What to do – Leaving out the pictures, transcribe all of the records faithfully.

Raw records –
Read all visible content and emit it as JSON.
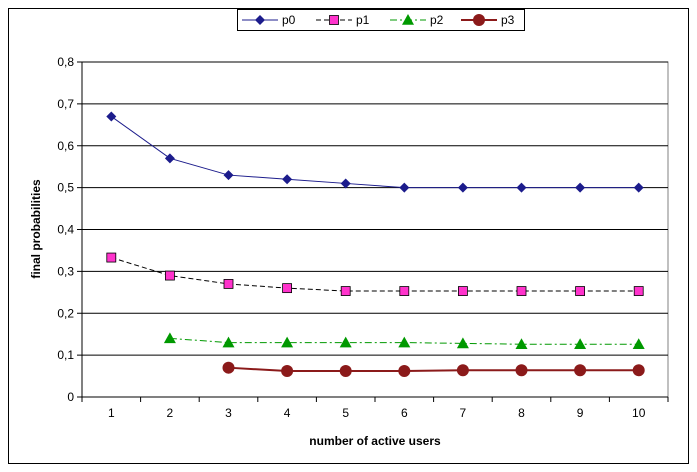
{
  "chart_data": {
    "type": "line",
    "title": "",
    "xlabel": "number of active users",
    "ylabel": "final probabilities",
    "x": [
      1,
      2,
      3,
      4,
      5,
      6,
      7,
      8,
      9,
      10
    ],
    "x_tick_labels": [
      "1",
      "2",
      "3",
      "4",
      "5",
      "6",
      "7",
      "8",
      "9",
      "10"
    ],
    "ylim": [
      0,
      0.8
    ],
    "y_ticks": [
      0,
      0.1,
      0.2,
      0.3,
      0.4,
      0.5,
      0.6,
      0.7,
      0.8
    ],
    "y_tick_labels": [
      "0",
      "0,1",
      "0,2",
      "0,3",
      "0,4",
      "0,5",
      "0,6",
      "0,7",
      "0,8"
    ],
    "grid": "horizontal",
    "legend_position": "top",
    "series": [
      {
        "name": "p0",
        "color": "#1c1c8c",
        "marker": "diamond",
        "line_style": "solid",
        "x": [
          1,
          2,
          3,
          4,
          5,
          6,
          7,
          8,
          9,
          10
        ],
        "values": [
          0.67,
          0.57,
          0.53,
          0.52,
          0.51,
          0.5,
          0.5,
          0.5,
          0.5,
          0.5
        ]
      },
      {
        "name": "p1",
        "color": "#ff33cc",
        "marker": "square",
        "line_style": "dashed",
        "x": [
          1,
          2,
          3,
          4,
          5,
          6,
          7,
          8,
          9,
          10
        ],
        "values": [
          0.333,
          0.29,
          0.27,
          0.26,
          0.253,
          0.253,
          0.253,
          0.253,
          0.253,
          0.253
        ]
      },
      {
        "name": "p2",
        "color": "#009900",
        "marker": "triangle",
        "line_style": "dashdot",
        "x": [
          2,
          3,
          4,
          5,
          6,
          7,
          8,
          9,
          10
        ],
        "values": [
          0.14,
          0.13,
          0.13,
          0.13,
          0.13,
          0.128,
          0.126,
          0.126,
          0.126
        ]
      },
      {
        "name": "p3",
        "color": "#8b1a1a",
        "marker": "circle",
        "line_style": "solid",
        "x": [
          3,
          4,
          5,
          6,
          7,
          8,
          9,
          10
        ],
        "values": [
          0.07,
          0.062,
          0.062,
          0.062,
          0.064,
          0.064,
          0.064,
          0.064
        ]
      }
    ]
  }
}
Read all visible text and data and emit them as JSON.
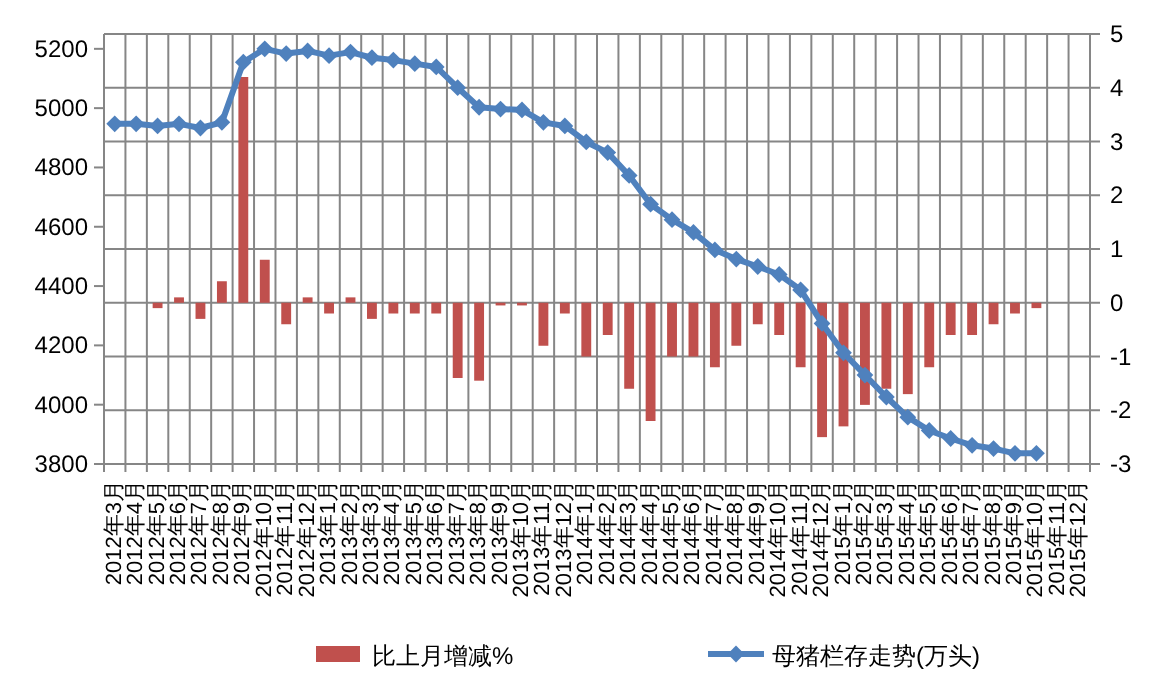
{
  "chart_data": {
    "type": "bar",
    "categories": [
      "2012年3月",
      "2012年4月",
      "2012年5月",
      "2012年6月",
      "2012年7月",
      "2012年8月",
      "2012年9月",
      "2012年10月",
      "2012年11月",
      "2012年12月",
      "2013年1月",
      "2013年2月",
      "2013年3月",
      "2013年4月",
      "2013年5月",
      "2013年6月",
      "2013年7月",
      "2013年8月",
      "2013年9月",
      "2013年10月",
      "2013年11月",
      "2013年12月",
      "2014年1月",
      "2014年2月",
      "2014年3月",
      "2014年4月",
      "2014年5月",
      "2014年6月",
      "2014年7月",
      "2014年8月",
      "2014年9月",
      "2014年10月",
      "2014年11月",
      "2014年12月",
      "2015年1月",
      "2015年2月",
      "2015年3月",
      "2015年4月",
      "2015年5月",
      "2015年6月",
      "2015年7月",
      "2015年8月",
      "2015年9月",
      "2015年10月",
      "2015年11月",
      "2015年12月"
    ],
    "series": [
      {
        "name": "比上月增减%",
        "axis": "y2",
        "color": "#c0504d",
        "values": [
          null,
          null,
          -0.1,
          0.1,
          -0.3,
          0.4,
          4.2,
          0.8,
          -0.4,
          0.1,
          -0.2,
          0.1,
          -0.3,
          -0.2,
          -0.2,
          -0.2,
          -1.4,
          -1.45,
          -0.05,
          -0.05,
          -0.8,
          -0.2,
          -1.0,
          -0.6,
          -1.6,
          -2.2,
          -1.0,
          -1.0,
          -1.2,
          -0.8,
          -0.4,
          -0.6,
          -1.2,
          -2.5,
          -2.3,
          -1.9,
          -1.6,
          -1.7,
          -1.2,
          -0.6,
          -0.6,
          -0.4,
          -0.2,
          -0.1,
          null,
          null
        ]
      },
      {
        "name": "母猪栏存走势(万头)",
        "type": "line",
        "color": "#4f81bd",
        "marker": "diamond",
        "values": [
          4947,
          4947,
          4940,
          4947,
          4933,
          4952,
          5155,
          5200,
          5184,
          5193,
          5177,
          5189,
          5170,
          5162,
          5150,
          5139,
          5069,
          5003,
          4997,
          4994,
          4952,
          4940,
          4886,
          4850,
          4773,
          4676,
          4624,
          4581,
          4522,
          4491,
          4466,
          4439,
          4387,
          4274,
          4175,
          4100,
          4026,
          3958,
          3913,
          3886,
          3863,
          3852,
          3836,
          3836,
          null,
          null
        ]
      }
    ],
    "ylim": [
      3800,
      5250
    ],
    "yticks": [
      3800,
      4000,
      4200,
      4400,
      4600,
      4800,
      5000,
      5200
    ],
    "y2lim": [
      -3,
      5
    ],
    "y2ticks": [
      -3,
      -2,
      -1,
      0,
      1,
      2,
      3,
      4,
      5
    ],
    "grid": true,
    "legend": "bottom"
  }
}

Response to this task –
Read all visible content and emit it as JSON.
{
  "chart_data": {
    "type": "line",
    "title": "",
    "xlabel": "number of active users",
    "ylabel": "final probabilities",
    "x": [
      1,
      2,
      3,
      4,
      5,
      6,
      7,
      8,
      9,
      10
    ],
    "x_tick_labels": [
      "1",
      "2",
      "3",
      "4",
      "5",
      "6",
      "7",
      "8",
      "9",
      "10"
    ],
    "ylim": [
      0,
      0.8
    ],
    "y_ticks": [
      0,
      0.1,
      0.2,
      0.3,
      0.4,
      0.5,
      0.6,
      0.7,
      0.8
    ],
    "y_tick_labels": [
      "0",
      "0,1",
      "0,2",
      "0,3",
      "0,4",
      "0,5",
      "0,6",
      "0,7",
      "0,8"
    ],
    "grid": "horizontal",
    "legend_position": "top",
    "series": [
      {
        "name": "p0",
        "color": "#1c1c8c",
        "marker": "diamond",
        "line_style": "solid",
        "x": [
          1,
          2,
          3,
          4,
          5,
          6,
          7,
          8,
          9,
          10
        ],
        "values": [
          0.67,
          0.57,
          0.53,
          0.52,
          0.51,
          0.5,
          0.5,
          0.5,
          0.5,
          0.5
        ]
      },
      {
        "name": "p1",
        "color": "#ff33cc",
        "marker": "square",
        "line_style": "dashed",
        "x": [
          1,
          2,
          3,
          4,
          5,
          6,
          7,
          8,
          9,
          10
        ],
        "values": [
          0.333,
          0.29,
          0.27,
          0.26,
          0.253,
          0.253,
          0.253,
          0.253,
          0.253,
          0.253
        ]
      },
      {
        "name": "p2",
        "color": "#009900",
        "marker": "triangle",
        "line_style": "dashdot",
        "x": [
          2,
          3,
          4,
          5,
          6,
          7,
          8,
          9,
          10
        ],
        "values": [
          0.14,
          0.13,
          0.13,
          0.13,
          0.13,
          0.128,
          0.126,
          0.126,
          0.126
        ]
      },
      {
        "name": "p3",
        "color": "#8b1a1a",
        "marker": "circle",
        "line_style": "solid",
        "x": [
          3,
          4,
          5,
          6,
          7,
          8,
          9,
          10
        ],
        "values": [
          0.07,
          0.062,
          0.062,
          0.062,
          0.064,
          0.064,
          0.064,
          0.064
        ]
      }
    ]
  }
}
Read all visible text and data and emit them as JSON.
{
  "chart_data": {
    "type": "bar",
    "categories": [
      "2012年3月",
      "2012年4月",
      "2012年5月",
      "2012年6月",
      "2012年7月",
      "2012年8月",
      "2012年9月",
      "2012年10月",
      "2012年11月",
      "2012年12月",
      "2013年1月",
      "2013年2月",
      "2013年3月",
      "2013年4月",
      "2013年5月",
      "2013年6月",
      "2013年7月",
      "2013年8月",
      "2013年9月",
      "2013年10月",
      "2013年11月",
      "2013年12月",
      "2014年1月",
      "2014年2月",
      "2014年3月",
      "2014年4月",
      "2014年5月",
      "2014年6月",
      "2014年7月",
      "2014年8月",
      "2014年9月",
      "2014年10月",
      "2014年11月",
      "2014年12月",
      "2015年1月",
      "2015年2月",
      "2015年3月",
      "2015年4月",
      "2015年5月",
      "2015年6月",
      "2015年7月",
      "2015年8月",
      "2015年9月",
      "2015年10月",
      "2015年11月",
      "2015年12月"
    ],
    "series": [
      {
        "name": "比上月增减%",
        "axis": "y2",
        "color": "#c0504d",
        "values": [
          null,
          null,
          -0.1,
          0.1,
          -0.3,
          0.4,
          4.2,
          0.8,
          -0.4,
          0.1,
          -0.2,
          0.1,
          -0.3,
          -0.2,
          -0.2,
          -0.2,
          -1.4,
          -1.45,
          -0.05,
          -0.05,
          -0.8,
          -0.2,
          -1.0,
          -0.6,
          -1.6,
          -2.2,
          -1.0,
          -1.0,
          -1.2,
          -0.8,
          -0.4,
          -0.6,
          -1.2,
          -2.5,
          -2.3,
          -1.9,
          -1.6,
          -1.7,
          -1.2,
          -0.6,
          -0.6,
          -0.4,
          -0.2,
          -0.1,
          null,
          null
        ]
      },
      {
        "name": "母猪栏存走势(万头)",
        "type": "line",
        "color": "#4f81bd",
        "marker": "diamond",
        "values": [
          4947,
          4947,
          4940,
          4947,
          4933,
          4952,
          5155,
          5200,
          5184,
          5193,
          5177,
          5189,
          5170,
          5162,
          5150,
          5139,
          5069,
          5003,
          4997,
          4994,
          4952,
          4940,
          4886,
          4850,
          4773,
          4676,
          4624,
          4581,
          4522,
          4491,
          4466,
          4439,
          4387,
          4274,
          4175,
          4100,
          4026,
          3958,
          3913,
          3886,
          3863,
          3852,
          3836,
          3836,
          null,
          null
        ]
      }
    ],
    "ylim": [
      3800,
      5250
    ],
    "yticks": [
      3800,
      4000,
      4200,
      4400,
      4600,
      4800,
      5000,
      5200
    ],
    "y2lim": [
      -3,
      5
    ],
    "y2ticks": [
      -3,
      -2,
      -1,
      0,
      1,
      2,
      3,
      4,
      5
    ],
    "grid": true,
    "legend": "bottom"
  }
}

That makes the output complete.